Your task
Set down the material below in full, matching it exactly.

Task data
┄┄┄┄┄┄
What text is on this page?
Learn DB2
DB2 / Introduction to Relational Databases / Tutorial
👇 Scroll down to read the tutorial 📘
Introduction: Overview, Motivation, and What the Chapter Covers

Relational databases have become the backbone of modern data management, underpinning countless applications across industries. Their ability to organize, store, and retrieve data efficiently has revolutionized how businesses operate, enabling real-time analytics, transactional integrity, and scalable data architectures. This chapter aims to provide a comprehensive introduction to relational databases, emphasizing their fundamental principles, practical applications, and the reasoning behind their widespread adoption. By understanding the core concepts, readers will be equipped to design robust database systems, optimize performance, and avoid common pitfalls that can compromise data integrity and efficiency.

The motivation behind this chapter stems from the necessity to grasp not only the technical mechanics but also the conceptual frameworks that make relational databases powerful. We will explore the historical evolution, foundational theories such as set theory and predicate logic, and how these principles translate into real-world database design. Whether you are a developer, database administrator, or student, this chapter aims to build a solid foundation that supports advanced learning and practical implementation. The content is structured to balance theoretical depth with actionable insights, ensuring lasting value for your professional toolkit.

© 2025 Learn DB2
┄┄┄┄┄┄
Solution below
What text is on this page?
Learn DB2
DB2 / Introduction to Relational Databases / Tutorial
👇 Scroll down to read the tutorial 📘
Introduction: Overview, Motivation, and What the Chapter Covers

Relational databases have become the backbone of modern data management, underpinning countless applications across industries. Their ability to organize, store, and retrieve data efficiently has revolutionized how businesses operate, enabling real-time analytics, transactional integrity, and scalable data architectures. This chapter aims to provide a comprehensive introduction to relational databases, emphasizing their fundamental principles, practical applications, and the reasoning behind their widespread adoption. By understanding the core concepts, readers will be equipped to design robust database systems, optimize performance, and avoid common pitfalls that can compromise data integrity and efficiency.

The motivation behind this chapter stems from the necessity to grasp not only the technical mechanics but also the conceptual frameworks that make relational databases powerful. We will explore the historical evolution, foundational theories such as set theory and predicate logic, and how these principles translate into real-world database design. Whether you are a developer, database administrator, or student, this chapter aims to build a solid foundation that supports advanced learning and practical implementation. The content is structured to balance theoretical depth with actionable insights, ensuring lasting value for your professional toolkit.

© 2025 Learn DB2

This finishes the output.